═════ Input material

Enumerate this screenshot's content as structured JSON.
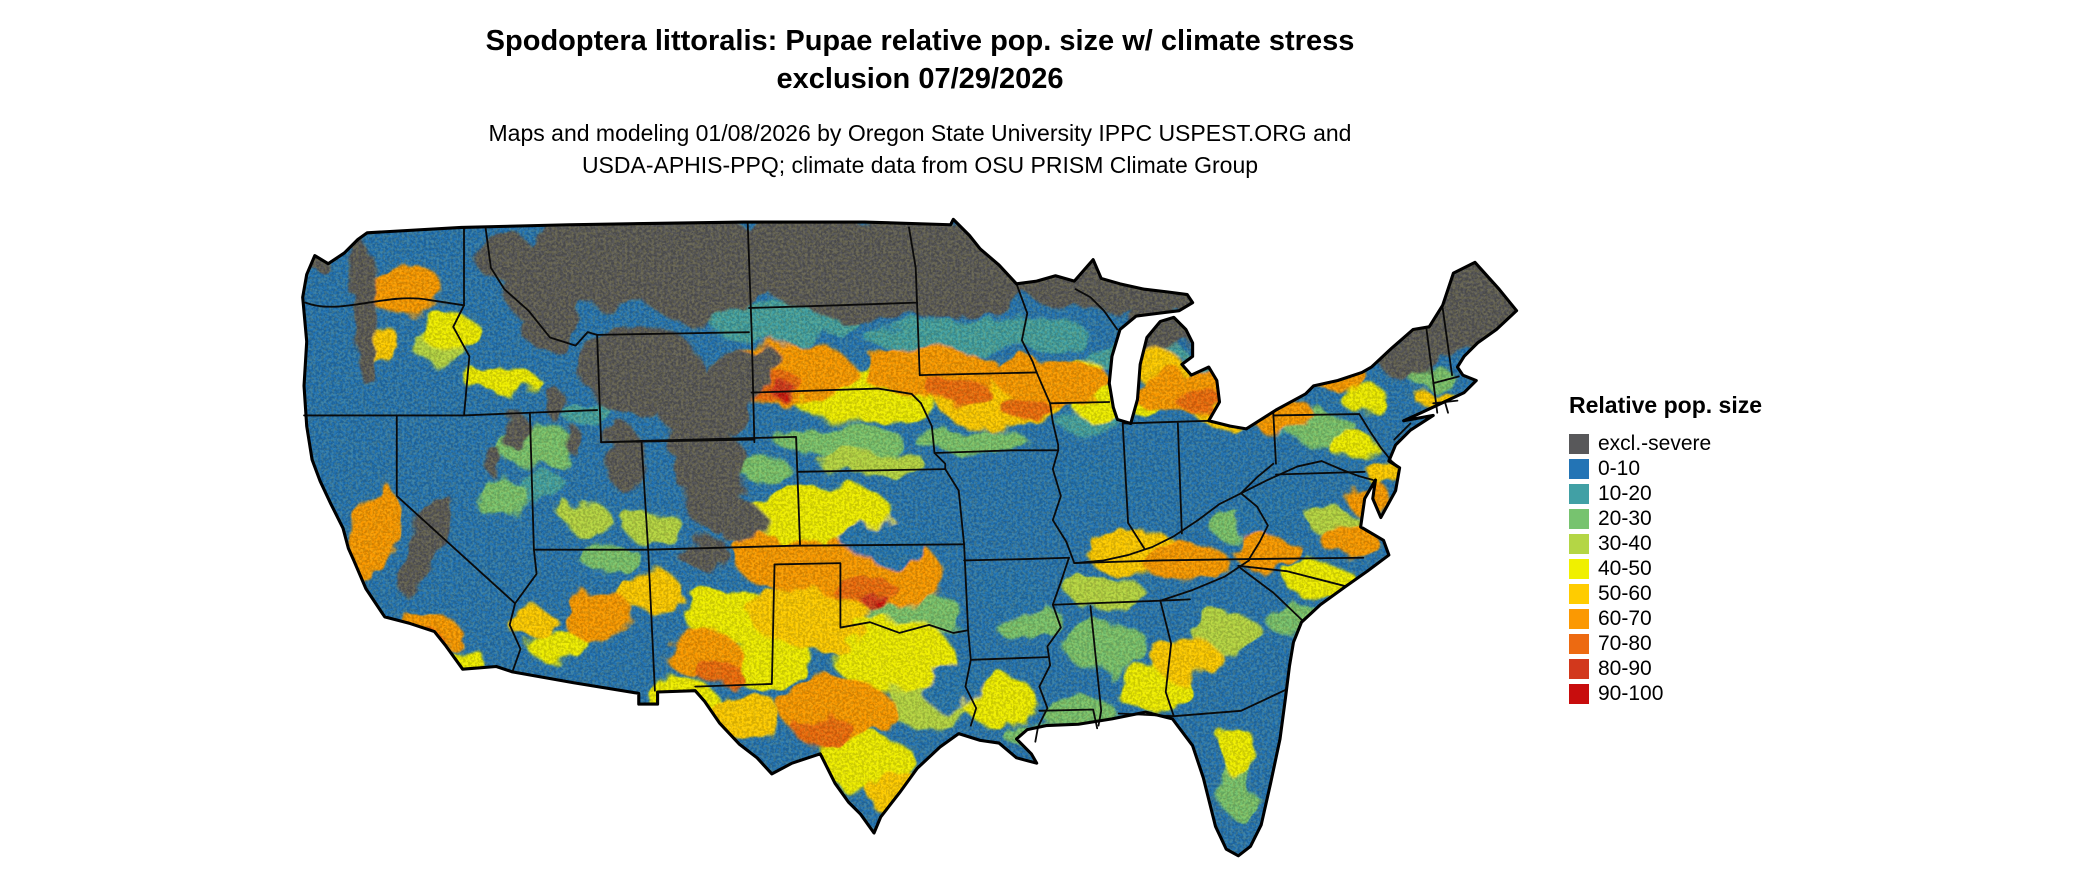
{
  "header": {
    "title": {
      "line1": "Spodoptera littoralis: Pupae relative pop. size w/ climate stress",
      "line2": "exclusion 07/29/2026"
    },
    "subtitle": {
      "line1": "Maps and modeling 01/08/2026 by Oregon State University IPPC USPEST.ORG and",
      "line2": "USDA-APHIS-PPQ; climate data from OSU PRISM Climate Group"
    }
  },
  "map": {
    "type": "raster-choropleth",
    "region": "contiguous United States"
  },
  "legend": {
    "title": "Relative pop. size",
    "items": [
      {
        "label": "excl.-severe",
        "color": "#58585a"
      },
      {
        "label": "0-10",
        "color": "#2374b5"
      },
      {
        "label": "10-20",
        "color": "#41a0a5"
      },
      {
        "label": "20-30",
        "color": "#77c36f"
      },
      {
        "label": "30-40",
        "color": "#b4d645"
      },
      {
        "label": "40-50",
        "color": "#f0f000"
      },
      {
        "label": "50-60",
        "color": "#ffcc00"
      },
      {
        "label": "60-70",
        "color": "#fb9902"
      },
      {
        "label": "70-80",
        "color": "#ed6a11"
      },
      {
        "label": "80-90",
        "color": "#d2381c"
      },
      {
        "label": "90-100",
        "color": "#c80d0d"
      }
    ]
  }
}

══════════

Written problem
Restate the full listing verbatim and drop every picture.

Response to this exercise
Enumerate this screenshot's content as structured JSON.
{
  "header": {
    "title": {
      "line1": "Spodoptera littoralis: Pupae relative pop. size w/ climate stress",
      "line2": "exclusion 07/29/2026"
    },
    "subtitle": {
      "line1": "Maps and modeling 01/08/2026 by Oregon State University IPPC USPEST.ORG and",
      "line2": "USDA-APHIS-PPQ; climate data from OSU PRISM Climate Group"
    }
  },
  "map": {
    "type": "raster-choropleth",
    "region": "contiguous United States"
  },
  "legend": {
    "title": "Relative pop. size",
    "items": [
      {
        "label": "excl.-severe",
        "color": "#58585a"
      },
      {
        "label": "0-10",
        "color": "#2374b5"
      },
      {
        "label": "10-20",
        "color": "#41a0a5"
      },
      {
        "label": "20-30",
        "color": "#77c36f"
      },
      {
        "label": "30-40",
        "color": "#b4d645"
      },
      {
        "label": "40-50",
        "color": "#f0f000"
      },
      {
        "label": "50-60",
        "color": "#ffcc00"
      },
      {
        "label": "60-70",
        "color": "#fb9902"
      },
      {
        "label": "70-80",
        "color": "#ed6a11"
      },
      {
        "label": "80-90",
        "color": "#d2381c"
      },
      {
        "label": "90-100",
        "color": "#c80d0d"
      }
    ]
  }
}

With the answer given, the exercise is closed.